TASK PROMPT:
Select from the data all lines with the word "channel".

Dataset items
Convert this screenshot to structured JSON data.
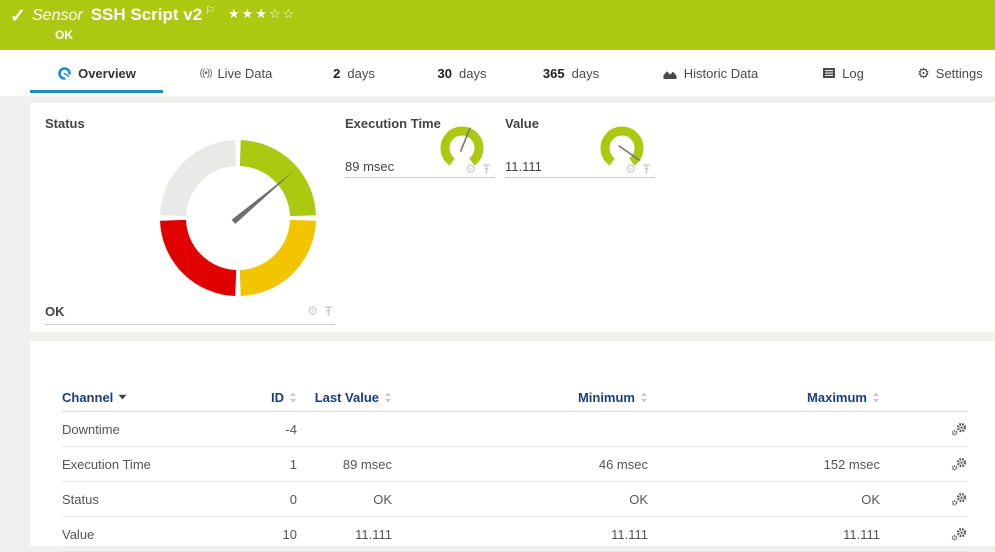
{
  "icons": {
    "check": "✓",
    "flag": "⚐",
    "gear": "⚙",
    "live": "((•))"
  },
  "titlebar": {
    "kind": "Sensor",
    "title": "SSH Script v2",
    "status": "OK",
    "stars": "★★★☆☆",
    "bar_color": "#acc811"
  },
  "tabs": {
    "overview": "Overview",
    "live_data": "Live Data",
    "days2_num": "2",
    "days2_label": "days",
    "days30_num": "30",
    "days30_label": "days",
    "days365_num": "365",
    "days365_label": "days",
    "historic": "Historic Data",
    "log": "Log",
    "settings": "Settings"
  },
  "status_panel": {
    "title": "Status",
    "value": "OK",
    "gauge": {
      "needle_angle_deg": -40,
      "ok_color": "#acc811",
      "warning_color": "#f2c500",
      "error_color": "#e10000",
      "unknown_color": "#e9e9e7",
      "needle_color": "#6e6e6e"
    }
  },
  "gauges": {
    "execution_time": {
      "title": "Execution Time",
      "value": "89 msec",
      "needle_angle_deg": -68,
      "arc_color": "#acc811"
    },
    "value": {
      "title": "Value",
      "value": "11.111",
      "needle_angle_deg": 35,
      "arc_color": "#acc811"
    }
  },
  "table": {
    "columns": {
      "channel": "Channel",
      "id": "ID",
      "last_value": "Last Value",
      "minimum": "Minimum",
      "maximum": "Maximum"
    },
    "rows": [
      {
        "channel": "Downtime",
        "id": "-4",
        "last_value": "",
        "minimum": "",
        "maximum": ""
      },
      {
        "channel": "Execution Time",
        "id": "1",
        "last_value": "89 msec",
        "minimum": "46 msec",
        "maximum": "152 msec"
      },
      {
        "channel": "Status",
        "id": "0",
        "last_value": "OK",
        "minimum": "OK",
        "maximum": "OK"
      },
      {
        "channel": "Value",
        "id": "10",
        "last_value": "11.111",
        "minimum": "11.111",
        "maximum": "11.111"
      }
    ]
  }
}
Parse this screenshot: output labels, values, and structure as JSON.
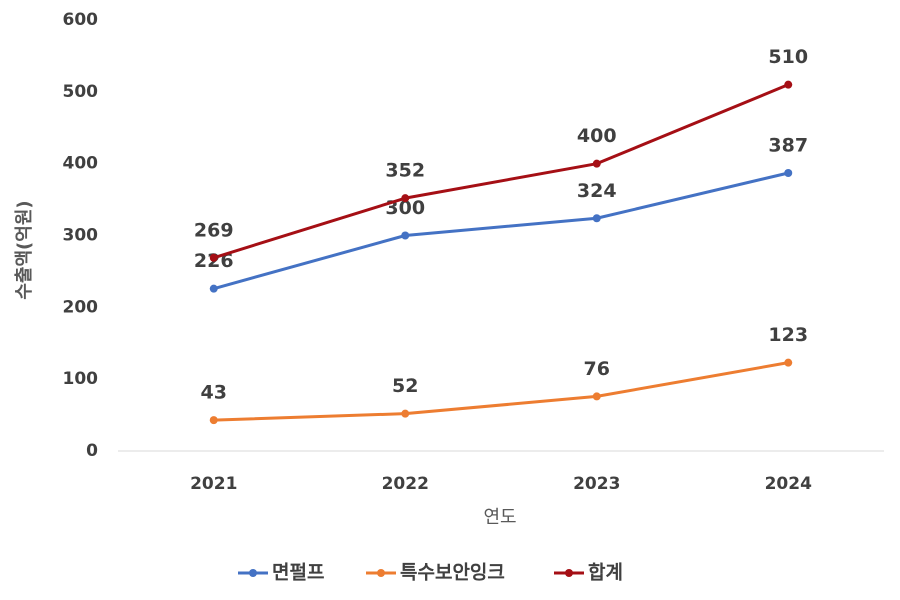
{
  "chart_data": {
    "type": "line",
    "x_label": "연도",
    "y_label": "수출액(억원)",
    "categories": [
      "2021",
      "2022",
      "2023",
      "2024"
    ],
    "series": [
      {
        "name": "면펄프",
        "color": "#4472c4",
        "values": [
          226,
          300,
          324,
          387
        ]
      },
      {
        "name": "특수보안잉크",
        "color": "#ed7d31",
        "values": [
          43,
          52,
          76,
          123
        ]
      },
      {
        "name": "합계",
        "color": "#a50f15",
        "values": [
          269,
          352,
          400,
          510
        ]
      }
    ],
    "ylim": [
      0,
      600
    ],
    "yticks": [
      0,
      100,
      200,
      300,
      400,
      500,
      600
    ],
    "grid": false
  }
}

FULL RESPONSE:
      "channel": "Channel",
        "channel": "Downtime",
        "channel": "Execution Time",
        "channel": "Status",
        "channel": "Value",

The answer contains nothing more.